## Supplied material:
====

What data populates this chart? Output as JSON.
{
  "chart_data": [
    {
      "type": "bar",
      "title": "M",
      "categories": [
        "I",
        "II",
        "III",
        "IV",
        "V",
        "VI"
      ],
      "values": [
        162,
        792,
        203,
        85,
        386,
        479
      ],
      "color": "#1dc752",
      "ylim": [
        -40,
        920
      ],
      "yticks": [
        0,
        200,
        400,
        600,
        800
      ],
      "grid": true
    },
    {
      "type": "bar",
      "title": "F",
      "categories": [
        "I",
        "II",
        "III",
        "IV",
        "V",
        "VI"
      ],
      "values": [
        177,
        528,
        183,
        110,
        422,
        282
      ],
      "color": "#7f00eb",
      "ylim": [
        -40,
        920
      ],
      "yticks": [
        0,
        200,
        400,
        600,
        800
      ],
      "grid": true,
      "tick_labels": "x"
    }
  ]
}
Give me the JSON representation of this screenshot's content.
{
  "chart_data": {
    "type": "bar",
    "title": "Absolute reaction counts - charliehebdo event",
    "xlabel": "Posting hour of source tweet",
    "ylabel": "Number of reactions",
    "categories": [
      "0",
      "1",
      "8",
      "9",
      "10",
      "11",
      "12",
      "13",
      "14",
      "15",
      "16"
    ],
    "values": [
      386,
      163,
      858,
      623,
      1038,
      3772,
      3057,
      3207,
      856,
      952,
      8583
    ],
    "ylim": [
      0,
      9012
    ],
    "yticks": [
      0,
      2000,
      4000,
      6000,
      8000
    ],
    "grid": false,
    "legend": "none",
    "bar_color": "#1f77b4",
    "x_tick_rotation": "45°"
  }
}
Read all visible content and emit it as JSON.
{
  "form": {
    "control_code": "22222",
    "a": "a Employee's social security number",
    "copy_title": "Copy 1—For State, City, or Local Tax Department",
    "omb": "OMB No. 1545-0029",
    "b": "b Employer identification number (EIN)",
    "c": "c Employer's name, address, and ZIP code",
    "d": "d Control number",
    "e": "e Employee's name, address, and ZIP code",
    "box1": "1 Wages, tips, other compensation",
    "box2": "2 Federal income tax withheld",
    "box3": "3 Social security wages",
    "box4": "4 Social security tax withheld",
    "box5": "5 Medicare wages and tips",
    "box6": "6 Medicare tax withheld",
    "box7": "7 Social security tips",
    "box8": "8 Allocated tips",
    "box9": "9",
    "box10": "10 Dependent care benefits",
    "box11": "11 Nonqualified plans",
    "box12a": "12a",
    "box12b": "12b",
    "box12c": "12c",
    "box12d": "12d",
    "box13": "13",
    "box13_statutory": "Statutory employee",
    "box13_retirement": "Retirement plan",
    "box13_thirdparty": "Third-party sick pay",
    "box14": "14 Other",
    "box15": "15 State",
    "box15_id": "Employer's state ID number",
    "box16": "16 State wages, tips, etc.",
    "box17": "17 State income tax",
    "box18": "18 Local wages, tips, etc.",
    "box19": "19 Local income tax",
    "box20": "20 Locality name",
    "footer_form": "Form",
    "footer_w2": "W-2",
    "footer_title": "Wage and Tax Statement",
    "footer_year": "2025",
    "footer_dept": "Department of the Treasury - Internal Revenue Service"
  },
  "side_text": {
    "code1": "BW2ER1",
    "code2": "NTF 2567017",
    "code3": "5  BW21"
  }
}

====

## Task requirements:
Tally the lines of the data that contain the string "withheld" and report the total alone.

## Task answer:
3